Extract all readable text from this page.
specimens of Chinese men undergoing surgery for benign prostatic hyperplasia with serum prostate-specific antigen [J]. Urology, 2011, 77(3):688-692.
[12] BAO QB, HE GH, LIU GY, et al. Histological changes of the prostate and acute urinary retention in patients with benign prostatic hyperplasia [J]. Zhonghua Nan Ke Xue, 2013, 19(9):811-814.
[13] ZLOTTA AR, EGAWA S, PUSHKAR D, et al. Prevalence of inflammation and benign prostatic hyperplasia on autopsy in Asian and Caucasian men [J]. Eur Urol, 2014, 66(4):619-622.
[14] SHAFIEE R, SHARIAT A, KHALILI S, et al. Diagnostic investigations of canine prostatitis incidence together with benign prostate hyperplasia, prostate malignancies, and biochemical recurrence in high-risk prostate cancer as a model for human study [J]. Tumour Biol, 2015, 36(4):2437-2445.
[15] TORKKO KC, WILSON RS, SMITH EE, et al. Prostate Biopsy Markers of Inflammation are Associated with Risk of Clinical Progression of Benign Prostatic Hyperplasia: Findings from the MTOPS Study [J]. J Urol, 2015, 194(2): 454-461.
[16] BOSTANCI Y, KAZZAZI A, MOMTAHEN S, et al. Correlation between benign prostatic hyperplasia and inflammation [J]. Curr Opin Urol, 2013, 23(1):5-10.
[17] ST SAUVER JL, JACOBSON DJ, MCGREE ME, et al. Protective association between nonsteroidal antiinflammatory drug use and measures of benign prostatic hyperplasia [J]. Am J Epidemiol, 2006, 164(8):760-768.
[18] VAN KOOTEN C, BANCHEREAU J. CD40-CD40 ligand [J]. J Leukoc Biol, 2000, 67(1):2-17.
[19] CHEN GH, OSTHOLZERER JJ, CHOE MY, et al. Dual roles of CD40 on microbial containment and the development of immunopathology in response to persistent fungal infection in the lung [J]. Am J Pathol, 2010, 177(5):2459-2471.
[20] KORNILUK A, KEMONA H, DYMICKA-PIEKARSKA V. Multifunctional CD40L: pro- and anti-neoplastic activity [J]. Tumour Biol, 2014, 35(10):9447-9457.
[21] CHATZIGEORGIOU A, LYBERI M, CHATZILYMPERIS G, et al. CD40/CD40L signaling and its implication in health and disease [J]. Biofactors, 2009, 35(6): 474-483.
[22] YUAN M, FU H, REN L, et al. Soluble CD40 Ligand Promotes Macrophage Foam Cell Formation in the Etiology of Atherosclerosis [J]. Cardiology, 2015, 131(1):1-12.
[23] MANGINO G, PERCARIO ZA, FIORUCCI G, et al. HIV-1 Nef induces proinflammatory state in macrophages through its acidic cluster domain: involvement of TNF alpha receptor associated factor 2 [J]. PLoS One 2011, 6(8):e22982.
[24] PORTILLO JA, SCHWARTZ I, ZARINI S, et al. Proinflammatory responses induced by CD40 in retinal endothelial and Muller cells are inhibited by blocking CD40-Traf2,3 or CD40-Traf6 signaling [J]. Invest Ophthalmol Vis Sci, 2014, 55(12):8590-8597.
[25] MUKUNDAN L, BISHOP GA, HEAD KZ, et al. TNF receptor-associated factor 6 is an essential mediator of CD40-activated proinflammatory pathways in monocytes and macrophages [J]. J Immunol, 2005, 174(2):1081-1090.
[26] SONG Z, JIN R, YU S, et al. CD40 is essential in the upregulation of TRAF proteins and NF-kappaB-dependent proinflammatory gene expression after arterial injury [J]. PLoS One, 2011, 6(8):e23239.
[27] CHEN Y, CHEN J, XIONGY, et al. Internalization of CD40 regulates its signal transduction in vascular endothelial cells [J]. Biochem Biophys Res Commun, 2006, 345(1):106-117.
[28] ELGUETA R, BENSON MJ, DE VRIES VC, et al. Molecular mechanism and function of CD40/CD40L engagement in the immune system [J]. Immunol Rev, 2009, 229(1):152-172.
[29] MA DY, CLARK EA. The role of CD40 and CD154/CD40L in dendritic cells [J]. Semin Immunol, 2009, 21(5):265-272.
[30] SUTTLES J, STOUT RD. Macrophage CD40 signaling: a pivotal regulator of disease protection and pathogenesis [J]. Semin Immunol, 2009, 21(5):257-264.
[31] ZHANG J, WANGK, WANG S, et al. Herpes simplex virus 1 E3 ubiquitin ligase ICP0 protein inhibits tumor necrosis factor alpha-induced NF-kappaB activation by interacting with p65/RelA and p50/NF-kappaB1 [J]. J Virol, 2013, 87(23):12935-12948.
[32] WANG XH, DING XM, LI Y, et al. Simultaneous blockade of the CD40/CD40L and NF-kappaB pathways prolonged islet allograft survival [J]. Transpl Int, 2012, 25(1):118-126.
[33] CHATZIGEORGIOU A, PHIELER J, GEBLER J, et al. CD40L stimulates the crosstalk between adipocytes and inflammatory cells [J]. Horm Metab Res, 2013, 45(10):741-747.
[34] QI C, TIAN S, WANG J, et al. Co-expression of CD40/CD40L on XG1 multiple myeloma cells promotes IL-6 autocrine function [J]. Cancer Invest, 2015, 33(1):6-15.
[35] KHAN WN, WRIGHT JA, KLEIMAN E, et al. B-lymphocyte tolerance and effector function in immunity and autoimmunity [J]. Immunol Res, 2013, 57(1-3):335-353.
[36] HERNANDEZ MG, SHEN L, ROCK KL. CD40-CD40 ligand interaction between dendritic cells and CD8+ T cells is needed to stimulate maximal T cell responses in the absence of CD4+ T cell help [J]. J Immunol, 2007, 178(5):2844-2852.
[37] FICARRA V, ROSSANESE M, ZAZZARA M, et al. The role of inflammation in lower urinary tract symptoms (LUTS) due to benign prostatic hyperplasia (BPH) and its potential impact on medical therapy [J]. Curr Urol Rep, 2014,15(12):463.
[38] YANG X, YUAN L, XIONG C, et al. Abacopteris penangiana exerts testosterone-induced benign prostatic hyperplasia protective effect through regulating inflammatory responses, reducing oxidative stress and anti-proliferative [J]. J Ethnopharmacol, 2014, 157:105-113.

How to complete this task>
Each line in the entries above that includes the string "endothelial" adds to the count; state that count only.

Solution for this task>
2